WHAT NEEDS TO BE DONE
Identify the lines in the data below that contain "page" and give only how many there are.

MATERIAL FOR THIS EXERCISE
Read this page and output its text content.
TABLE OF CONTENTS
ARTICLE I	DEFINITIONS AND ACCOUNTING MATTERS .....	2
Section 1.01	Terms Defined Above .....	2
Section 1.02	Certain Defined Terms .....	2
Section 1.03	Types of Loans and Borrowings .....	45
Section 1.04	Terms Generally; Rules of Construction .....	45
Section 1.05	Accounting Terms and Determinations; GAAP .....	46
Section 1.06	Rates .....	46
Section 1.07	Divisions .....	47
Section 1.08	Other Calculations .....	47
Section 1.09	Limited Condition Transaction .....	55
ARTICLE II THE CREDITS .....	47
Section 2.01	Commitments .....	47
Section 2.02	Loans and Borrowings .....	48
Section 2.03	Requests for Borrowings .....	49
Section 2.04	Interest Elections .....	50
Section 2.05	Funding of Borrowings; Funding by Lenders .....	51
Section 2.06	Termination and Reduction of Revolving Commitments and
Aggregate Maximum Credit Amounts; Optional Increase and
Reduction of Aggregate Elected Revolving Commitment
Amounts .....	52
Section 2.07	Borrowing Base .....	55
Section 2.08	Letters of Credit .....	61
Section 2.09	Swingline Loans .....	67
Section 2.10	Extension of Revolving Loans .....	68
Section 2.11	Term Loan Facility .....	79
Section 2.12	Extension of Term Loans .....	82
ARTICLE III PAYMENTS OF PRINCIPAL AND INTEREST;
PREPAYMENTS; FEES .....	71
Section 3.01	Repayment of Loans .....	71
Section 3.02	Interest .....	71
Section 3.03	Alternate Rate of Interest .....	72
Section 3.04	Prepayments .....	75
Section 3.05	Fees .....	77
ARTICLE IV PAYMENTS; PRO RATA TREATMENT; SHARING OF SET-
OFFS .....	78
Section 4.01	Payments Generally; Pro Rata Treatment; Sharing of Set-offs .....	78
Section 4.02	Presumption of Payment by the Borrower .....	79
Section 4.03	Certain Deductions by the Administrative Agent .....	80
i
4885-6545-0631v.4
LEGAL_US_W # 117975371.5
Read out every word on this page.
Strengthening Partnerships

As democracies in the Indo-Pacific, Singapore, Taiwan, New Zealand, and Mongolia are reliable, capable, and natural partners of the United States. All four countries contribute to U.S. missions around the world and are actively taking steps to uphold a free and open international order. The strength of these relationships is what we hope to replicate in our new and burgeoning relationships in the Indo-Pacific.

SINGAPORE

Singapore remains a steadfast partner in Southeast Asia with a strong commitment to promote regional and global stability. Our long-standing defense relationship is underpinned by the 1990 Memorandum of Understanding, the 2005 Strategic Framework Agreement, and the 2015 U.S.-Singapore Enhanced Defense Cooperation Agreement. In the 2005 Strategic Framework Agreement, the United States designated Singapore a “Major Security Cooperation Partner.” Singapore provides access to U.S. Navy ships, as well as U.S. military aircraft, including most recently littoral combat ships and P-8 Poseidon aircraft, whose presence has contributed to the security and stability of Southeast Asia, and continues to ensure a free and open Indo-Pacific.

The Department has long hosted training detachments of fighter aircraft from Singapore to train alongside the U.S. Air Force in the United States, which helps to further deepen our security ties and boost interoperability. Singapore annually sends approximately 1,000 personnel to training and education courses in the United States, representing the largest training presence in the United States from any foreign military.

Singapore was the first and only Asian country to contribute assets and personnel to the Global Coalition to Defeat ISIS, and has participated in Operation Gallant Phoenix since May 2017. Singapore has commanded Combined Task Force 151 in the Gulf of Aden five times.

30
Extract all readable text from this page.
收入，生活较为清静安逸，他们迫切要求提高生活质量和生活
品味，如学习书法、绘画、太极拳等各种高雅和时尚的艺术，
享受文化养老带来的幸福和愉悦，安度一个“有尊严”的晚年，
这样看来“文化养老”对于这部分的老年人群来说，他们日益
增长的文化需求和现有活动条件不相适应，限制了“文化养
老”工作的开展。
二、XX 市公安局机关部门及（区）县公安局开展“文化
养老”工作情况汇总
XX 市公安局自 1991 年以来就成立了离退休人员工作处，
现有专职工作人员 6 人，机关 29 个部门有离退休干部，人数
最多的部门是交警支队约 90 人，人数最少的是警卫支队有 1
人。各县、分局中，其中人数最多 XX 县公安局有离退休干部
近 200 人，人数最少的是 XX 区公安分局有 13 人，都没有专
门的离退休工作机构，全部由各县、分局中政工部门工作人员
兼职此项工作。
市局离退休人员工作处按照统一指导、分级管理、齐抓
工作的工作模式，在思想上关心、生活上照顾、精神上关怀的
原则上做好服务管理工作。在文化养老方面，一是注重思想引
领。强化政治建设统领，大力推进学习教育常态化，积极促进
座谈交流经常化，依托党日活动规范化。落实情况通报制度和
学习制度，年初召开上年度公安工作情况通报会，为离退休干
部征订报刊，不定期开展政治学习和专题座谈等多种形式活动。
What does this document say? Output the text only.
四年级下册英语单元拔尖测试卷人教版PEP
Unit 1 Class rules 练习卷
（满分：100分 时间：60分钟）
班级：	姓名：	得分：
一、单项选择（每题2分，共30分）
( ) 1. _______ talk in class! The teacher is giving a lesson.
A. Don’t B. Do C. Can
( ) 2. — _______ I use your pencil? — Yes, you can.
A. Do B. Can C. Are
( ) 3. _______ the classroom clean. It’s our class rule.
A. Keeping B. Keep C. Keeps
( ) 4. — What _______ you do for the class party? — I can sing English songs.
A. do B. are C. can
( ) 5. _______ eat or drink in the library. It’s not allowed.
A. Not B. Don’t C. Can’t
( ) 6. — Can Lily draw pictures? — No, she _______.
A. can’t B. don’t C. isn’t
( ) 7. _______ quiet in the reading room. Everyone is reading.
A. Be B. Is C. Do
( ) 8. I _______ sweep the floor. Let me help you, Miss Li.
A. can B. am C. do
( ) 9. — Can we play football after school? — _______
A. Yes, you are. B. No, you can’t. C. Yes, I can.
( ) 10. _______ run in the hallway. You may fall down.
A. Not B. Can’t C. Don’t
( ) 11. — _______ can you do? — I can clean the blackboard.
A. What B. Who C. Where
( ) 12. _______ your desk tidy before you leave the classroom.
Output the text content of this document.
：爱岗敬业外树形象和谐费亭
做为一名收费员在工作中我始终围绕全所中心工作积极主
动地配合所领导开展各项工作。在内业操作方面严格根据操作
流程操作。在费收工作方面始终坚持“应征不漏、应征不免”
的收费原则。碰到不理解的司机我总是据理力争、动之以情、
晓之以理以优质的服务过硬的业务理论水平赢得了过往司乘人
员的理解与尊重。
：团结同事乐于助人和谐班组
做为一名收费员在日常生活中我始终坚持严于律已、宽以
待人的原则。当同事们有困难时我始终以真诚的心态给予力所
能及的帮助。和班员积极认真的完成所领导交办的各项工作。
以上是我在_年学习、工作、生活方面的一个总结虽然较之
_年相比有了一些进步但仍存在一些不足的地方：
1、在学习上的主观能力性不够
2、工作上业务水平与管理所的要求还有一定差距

COMPLETE ANSWER
3